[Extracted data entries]
*-*-*

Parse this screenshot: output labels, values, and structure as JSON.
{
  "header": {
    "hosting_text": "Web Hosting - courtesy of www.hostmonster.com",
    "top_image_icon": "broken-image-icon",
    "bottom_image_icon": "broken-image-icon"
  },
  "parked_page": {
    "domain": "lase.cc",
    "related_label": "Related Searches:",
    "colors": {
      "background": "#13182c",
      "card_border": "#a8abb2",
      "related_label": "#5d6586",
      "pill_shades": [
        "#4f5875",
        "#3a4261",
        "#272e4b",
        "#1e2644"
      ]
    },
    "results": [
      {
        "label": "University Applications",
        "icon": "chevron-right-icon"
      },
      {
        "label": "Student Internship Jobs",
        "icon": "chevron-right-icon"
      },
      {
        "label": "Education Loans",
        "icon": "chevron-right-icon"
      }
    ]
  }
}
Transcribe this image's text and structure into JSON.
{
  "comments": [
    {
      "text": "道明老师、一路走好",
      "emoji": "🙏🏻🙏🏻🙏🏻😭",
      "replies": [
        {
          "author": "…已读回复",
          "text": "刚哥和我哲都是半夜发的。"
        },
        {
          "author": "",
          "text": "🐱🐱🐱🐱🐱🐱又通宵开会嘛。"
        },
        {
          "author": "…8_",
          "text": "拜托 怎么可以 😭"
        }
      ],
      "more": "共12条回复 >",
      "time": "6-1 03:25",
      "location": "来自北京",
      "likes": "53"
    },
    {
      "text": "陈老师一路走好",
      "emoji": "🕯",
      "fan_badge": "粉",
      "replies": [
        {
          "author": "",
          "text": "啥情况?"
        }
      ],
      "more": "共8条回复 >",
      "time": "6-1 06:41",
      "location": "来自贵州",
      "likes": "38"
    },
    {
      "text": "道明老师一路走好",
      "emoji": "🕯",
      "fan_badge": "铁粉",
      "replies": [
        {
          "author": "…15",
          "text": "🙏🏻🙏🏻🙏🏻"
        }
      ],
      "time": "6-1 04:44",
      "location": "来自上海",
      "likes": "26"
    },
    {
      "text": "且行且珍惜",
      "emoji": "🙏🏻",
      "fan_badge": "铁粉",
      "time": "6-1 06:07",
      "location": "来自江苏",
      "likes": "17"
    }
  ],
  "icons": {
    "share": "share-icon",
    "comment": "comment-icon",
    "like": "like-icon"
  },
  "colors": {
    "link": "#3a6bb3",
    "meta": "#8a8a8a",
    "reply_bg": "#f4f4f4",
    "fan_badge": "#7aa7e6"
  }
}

*-*-*

● REQUIRED TASK: Search the entries for the word "time" and copy every line that has it.

● FINAL RESULT:
      "time": "6-1 03:25",
      "time": "6-1 06:41",
      "time": "6-1 04:44",
      "time": "6-1 06:07",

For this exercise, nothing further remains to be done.